GIVEN PROBLEM →
Repeat, exactly and in full, the lines of the listing below, but without any pictures.

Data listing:
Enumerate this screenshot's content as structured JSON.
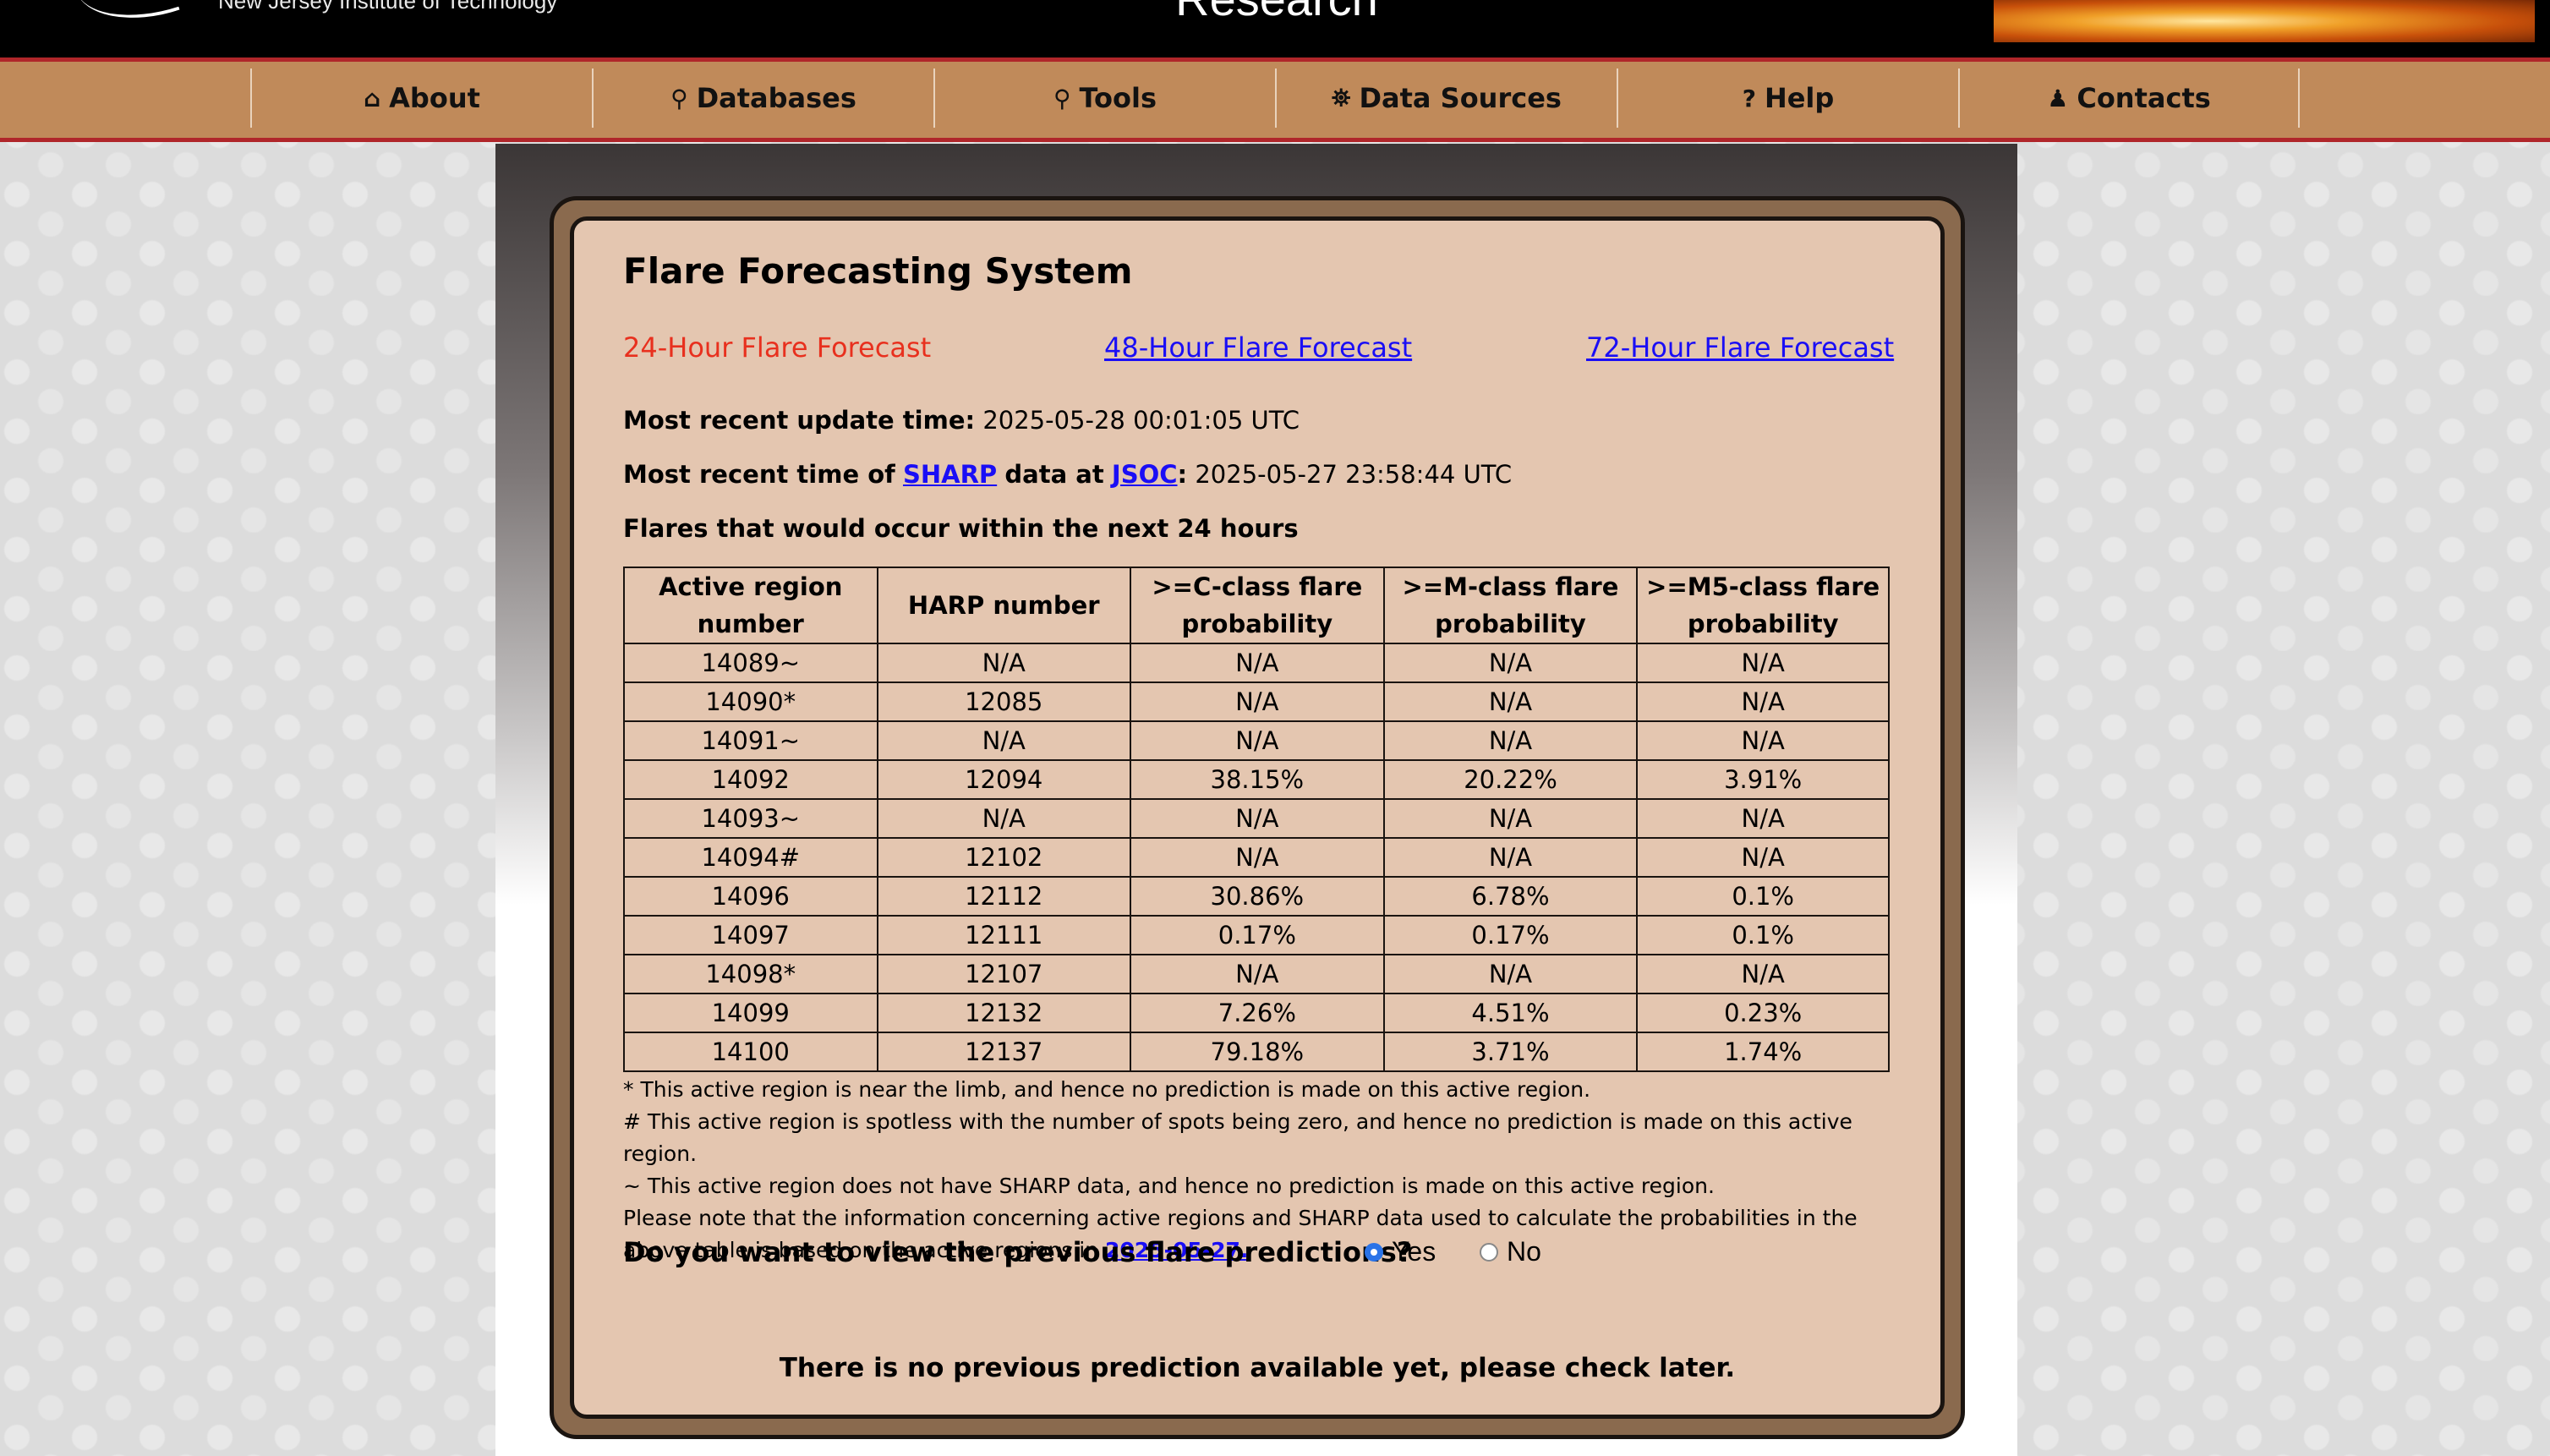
{
  "header": {
    "logo_text": "New Jersey Institute of Technology",
    "site_title": "Research"
  },
  "nav": {
    "items": [
      {
        "label": "About",
        "icon": "home-icon",
        "glyph": "⌂"
      },
      {
        "label": "Databases",
        "icon": "search-icon",
        "glyph": "⚲"
      },
      {
        "label": "Tools",
        "icon": "search-icon",
        "glyph": "⚲"
      },
      {
        "label": "Data Sources",
        "icon": "telescope-icon",
        "glyph": "⛯"
      },
      {
        "label": "Help",
        "icon": "help-circle-icon",
        "glyph": "?"
      },
      {
        "label": "Contacts",
        "icon": "user-icon",
        "glyph": "♟"
      }
    ]
  },
  "main": {
    "title": "Flare Forecasting System",
    "tabs": {
      "active": "24-Hour Flare Forecast",
      "forecast_48": "48-Hour Flare Forecast",
      "forecast_72": "72-Hour Flare Forecast"
    },
    "update": {
      "label": "Most recent update time:",
      "value": "2025-05-28 00:01:05 UTC"
    },
    "sharp": {
      "prefix": "Most recent time of",
      "sharp_link": "SHARP",
      "middle": "data at",
      "jsoc_link": "JSOC",
      "suffix": ":",
      "value": "2025-05-27 23:58:44 UTC"
    },
    "table_caption": "Flares that would occur within the next 24 hours",
    "table": {
      "headers": [
        "Active region number",
        "HARP number",
        ">=C-class flare probability",
        ">=M-class flare probability",
        ">=M5-class flare probability"
      ],
      "rows": [
        [
          "14089~",
          "N/A",
          "N/A",
          "N/A",
          "N/A"
        ],
        [
          "14090*",
          "12085",
          "N/A",
          "N/A",
          "N/A"
        ],
        [
          "14091~",
          "N/A",
          "N/A",
          "N/A",
          "N/A"
        ],
        [
          "14092",
          "12094",
          "38.15%",
          "20.22%",
          "3.91%"
        ],
        [
          "14093~",
          "N/A",
          "N/A",
          "N/A",
          "N/A"
        ],
        [
          "14094#",
          "12102",
          "N/A",
          "N/A",
          "N/A"
        ],
        [
          "14096",
          "12112",
          "30.86%",
          "6.78%",
          "0.1%"
        ],
        [
          "14097",
          "12111",
          "0.17%",
          "0.17%",
          "0.1%"
        ],
        [
          "14098*",
          "12107",
          "N/A",
          "N/A",
          "N/A"
        ],
        [
          "14099",
          "12132",
          "7.26%",
          "4.51%",
          "0.23%"
        ],
        [
          "14100",
          "12137",
          "79.18%",
          "3.71%",
          "1.74%"
        ]
      ]
    },
    "notes": {
      "star": "* This active region is near the limb, and hence no prediction is made on this active region.",
      "hash": "# This active region is spotless with the number of spots being zero, and hence no prediction is made on this active region.",
      "tilde": "~ This active region does not have SHARP data, and hence no prediction is made on this active region.",
      "please": "Please note that the information concerning active regions and SHARP data used to calculate the probabilities in the above table is based on the active regions in",
      "date_link": "2025-05-27."
    },
    "question": "Do you want to view the previous flare predictions?",
    "radio": {
      "yes": "Yes",
      "no": "No",
      "selected": "yes"
    },
    "no_previous": "There is no previous prediction available yet, please check later."
  },
  "colors": {
    "nav_bg": "#c08a5a",
    "nav_border": "#b0262a",
    "panel_bg": "#e4c6b0",
    "frame": "#8a6a4e",
    "active_tab": "#e8301e",
    "link": "#1a0ef5"
  }
}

RESULT FOR THIS EXERCISE →
Enumerate this screenshot's content as structured JSON.
{
  "header": {
    "logo_text": "New Jersey Institute of Technology",
    "site_title": "Research"
  },
  "nav": {
    "items": [
      {
        "label": "About",
        "icon": "home-icon",
        "glyph": "⌂"
      },
      {
        "label": "Databases",
        "icon": "search-icon",
        "glyph": "⚲"
      },
      {
        "label": "Tools",
        "icon": "search-icon",
        "glyph": "⚲"
      },
      {
        "label": "Data Sources",
        "icon": "telescope-icon",
        "glyph": "⛯"
      },
      {
        "label": "Help",
        "icon": "help-circle-icon",
        "glyph": "?"
      },
      {
        "label": "Contacts",
        "icon": "user-icon",
        "glyph": "♟"
      }
    ]
  },
  "main": {
    "title": "Flare Forecasting System",
    "tabs": {
      "active": "24-Hour Flare Forecast",
      "forecast_48": "48-Hour Flare Forecast",
      "forecast_72": "72-Hour Flare Forecast"
    },
    "update": {
      "label": "Most recent update time:",
      "value": "2025-05-28 00:01:05 UTC"
    },
    "sharp": {
      "prefix": "Most recent time of",
      "sharp_link": "SHARP",
      "middle": "data at",
      "jsoc_link": "JSOC",
      "suffix": ":",
      "value": "2025-05-27 23:58:44 UTC"
    },
    "table_caption": "Flares that would occur within the next 24 hours",
    "table": {
      "headers": [
        "Active region number",
        "HARP number",
        ">=C-class flare probability",
        ">=M-class flare probability",
        ">=M5-class flare probability"
      ],
      "rows": [
        [
          "14089~",
          "N/A",
          "N/A",
          "N/A",
          "N/A"
        ],
        [
          "14090*",
          "12085",
          "N/A",
          "N/A",
          "N/A"
        ],
        [
          "14091~",
          "N/A",
          "N/A",
          "N/A",
          "N/A"
        ],
        [
          "14092",
          "12094",
          "38.15%",
          "20.22%",
          "3.91%"
        ],
        [
          "14093~",
          "N/A",
          "N/A",
          "N/A",
          "N/A"
        ],
        [
          "14094#",
          "12102",
          "N/A",
          "N/A",
          "N/A"
        ],
        [
          "14096",
          "12112",
          "30.86%",
          "6.78%",
          "0.1%"
        ],
        [
          "14097",
          "12111",
          "0.17%",
          "0.17%",
          "0.1%"
        ],
        [
          "14098*",
          "12107",
          "N/A",
          "N/A",
          "N/A"
        ],
        [
          "14099",
          "12132",
          "7.26%",
          "4.51%",
          "0.23%"
        ],
        [
          "14100",
          "12137",
          "79.18%",
          "3.71%",
          "1.74%"
        ]
      ]
    },
    "notes": {
      "star": "* This active region is near the limb, and hence no prediction is made on this active region.",
      "hash": "# This active region is spotless with the number of spots being zero, and hence no prediction is made on this active region.",
      "tilde": "~ This active region does not have SHARP data, and hence no prediction is made on this active region.",
      "please": "Please note that the information concerning active regions and SHARP data used to calculate the probabilities in the above table is based on the active regions in",
      "date_link": "2025-05-27."
    },
    "question": "Do you want to view the previous flare predictions?",
    "radio": {
      "yes": "Yes",
      "no": "No",
      "selected": "yes"
    },
    "no_previous": "There is no previous prediction available yet, please check later."
  },
  "colors": {
    "nav_bg": "#c08a5a",
    "nav_border": "#b0262a",
    "panel_bg": "#e4c6b0",
    "frame": "#8a6a4e",
    "active_tab": "#e8301e",
    "link": "#1a0ef5"
  }
}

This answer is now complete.